* **GIVEN TASK**
Put every line of the records below into a numbered list, leaving out any blank lines.
— START PROVIDED RECORDS —
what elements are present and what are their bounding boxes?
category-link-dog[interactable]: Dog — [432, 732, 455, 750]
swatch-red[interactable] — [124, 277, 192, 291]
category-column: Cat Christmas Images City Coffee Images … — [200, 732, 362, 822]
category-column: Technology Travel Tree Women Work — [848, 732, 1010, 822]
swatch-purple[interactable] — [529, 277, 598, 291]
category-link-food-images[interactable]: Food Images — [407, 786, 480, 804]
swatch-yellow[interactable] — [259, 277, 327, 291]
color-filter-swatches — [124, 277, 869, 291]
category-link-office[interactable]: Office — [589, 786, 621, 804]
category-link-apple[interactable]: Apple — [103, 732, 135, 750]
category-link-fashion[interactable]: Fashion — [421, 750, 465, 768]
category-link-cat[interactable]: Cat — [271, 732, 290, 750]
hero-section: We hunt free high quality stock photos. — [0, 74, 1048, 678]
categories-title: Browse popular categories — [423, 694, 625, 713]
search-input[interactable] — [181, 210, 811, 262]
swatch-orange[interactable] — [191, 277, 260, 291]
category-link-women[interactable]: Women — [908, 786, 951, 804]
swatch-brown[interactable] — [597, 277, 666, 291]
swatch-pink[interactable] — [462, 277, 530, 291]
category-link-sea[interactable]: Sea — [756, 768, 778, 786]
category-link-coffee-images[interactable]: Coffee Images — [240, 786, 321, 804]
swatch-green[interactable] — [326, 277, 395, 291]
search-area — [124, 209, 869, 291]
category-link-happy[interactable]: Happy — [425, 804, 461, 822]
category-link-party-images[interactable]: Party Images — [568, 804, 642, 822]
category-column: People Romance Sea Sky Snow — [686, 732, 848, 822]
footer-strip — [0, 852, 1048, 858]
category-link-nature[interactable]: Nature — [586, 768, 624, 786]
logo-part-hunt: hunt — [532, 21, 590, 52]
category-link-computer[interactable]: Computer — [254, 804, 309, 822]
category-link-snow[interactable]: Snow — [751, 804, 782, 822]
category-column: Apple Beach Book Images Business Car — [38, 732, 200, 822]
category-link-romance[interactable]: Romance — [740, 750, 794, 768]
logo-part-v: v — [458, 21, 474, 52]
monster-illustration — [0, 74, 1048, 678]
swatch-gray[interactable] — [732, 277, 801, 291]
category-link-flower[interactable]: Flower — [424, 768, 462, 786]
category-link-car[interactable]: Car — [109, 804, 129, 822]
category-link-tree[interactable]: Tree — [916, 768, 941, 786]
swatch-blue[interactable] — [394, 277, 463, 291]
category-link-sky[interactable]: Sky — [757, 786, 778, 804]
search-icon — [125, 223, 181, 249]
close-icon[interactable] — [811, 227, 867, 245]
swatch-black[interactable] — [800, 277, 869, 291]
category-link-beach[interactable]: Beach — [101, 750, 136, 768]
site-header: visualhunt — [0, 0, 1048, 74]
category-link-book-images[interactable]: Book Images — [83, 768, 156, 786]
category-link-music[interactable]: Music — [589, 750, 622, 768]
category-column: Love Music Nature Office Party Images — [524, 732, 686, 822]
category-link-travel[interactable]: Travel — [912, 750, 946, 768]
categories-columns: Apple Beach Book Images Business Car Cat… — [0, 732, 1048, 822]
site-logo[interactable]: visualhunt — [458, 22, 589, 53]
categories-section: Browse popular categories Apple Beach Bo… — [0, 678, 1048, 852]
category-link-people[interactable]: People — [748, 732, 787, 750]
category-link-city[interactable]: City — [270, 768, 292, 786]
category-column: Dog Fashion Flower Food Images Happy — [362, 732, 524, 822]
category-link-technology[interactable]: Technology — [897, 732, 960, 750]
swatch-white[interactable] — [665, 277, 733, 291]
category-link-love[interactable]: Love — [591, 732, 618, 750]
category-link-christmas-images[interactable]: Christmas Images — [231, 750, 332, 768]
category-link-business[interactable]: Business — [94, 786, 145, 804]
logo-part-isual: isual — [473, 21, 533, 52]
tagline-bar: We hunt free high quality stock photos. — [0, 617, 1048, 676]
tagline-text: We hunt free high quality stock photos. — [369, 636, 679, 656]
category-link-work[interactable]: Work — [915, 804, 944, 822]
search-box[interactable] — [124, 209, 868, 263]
— END PROVIDED RECORDS —
* **PROBLEM SOLUTION**
1. what elements are present and what are their bounding boxes?
2. category-link-dog[interactable]: Dog — [432, 732, 455, 750]
3. swatch-red[interactable] — [124, 277, 192, 291]
4. category-column: Cat Christmas Images City Coffee Images … — [200, 732, 362, 822]
5. category-column: Technology Travel Tree Women Work — [848, 732, 1010, 822]
6. swatch-purple[interactable] — [529, 277, 598, 291]
7. category-link-food-images[interactable]: Food Images — [407, 786, 480, 804]
8. swatch-yellow[interactable] — [259, 277, 327, 291]
9. color-filter-swatches — [124, 277, 869, 291]
10. category-link-office[interactable]: Office — [589, 786, 621, 804]
11. category-link-apple[interactable]: Apple — [103, 732, 135, 750]
12. category-link-fashion[interactable]: Fashion — [421, 750, 465, 768]
13. category-link-cat[interactable]: Cat — [271, 732, 290, 750]
14. hero-section: We hunt free high quality stock photos. — [0, 74, 1048, 678]
15. categories-title: Browse popular categories — [423, 694, 625, 713]
16. search-input[interactable] — [181, 210, 811, 262]
17. swatch-orange[interactable] — [191, 277, 260, 291]
18. category-link-women[interactable]: Women — [908, 786, 951, 804]
19. swatch-brown[interactable] — [597, 277, 666, 291]
20. swatch-pink[interactable] — [462, 277, 530, 291]
21. category-link-sea[interactable]: Sea — [756, 768, 778, 786]
22. category-link-coffee-images[interactable]: Coffee Images — [240, 786, 321, 804]
23. swatch-green[interactable] — [326, 277, 395, 291]
24. search-area — [124, 209, 869, 291]
25. category-link-happy[interactable]: Happy — [425, 804, 461, 822]
26. category-link-party-images[interactable]: Party Images — [568, 804, 642, 822]
27. category-column: People Romance Sea Sky Snow — [686, 732, 848, 822]
28. footer-strip — [0, 852, 1048, 858]
29. category-link-nature[interactable]: Nature — [586, 768, 624, 786]
30. logo-part-hunt: hunt — [532, 21, 590, 52]
31. category-link-computer[interactable]: Computer — [254, 804, 309, 822]
32. category-link-snow[interactable]: Snow — [751, 804, 782, 822]
33. category-column: Apple Beach Book Images Business Car — [38, 732, 200, 822]
34. category-link-romance[interactable]: Romance — [740, 750, 794, 768]
35. logo-part-v: v — [458, 21, 474, 52]
36. monster-illustration — [0, 74, 1048, 678]
37. swatch-gray[interactable] — [732, 277, 801, 291]
38. category-link-flower[interactable]: Flower — [424, 768, 462, 786]
39. category-link-car[interactable]: Car — [109, 804, 129, 822]
40. category-link-tree[interactable]: Tree — [916, 768, 941, 786]
41. swatch-blue[interactable] — [394, 277, 463, 291]
42. category-link-sky[interactable]: Sky — [757, 786, 778, 804]
43. search-icon — [125, 223, 181, 249]
44. close-icon[interactable] — [811, 227, 867, 245]
45. swatch-black[interactable] — [800, 277, 869, 291]
46. category-link-beach[interactable]: Beach — [101, 750, 136, 768]
47. site-header: visualhunt — [0, 0, 1048, 74]
48. category-link-book-images[interactable]: Book Images — [83, 768, 156, 786]
49. category-link-music[interactable]: Music — [589, 750, 622, 768]
50. category-column: Love Music Nature Office Party Images — [524, 732, 686, 822]
51. category-link-travel[interactable]: Travel — [912, 750, 946, 768]
52. categories-columns: Apple Beach Book Images Business Car Cat… — [0, 732, 1048, 822]
53. site-logo[interactable]: visualhunt — [458, 22, 589, 53]
54. categories-section: Browse popular categories Apple Beach Bo… — [0, 678, 1048, 852]
55. category-link-people[interactable]: People — [748, 732, 787, 750]
56. category-link-city[interactable]: City — [270, 768, 292, 786]
57. category-column: Dog Fashion Flower Food Images Happy — [362, 732, 524, 822]
58. category-link-technology[interactable]: Technology — [897, 732, 960, 750]
59. swatch-white[interactable] — [665, 277, 733, 291]
60. category-link-love[interactable]: Love — [591, 732, 618, 750]
61. category-link-christmas-images[interactable]: Christmas Images — [231, 750, 332, 768]
62. category-link-business[interactable]: Business — [94, 786, 145, 804]
63. logo-part-isual: isual — [473, 21, 533, 52]
64. tagline-bar: We hunt free high quality stock photos. — [0, 617, 1048, 676]
65. tagline-text: We hunt free high quality stock photos. — [369, 636, 679, 656]
66. category-link-work[interactable]: Work — [915, 804, 944, 822]
67. search-box[interactable] — [124, 209, 868, 263]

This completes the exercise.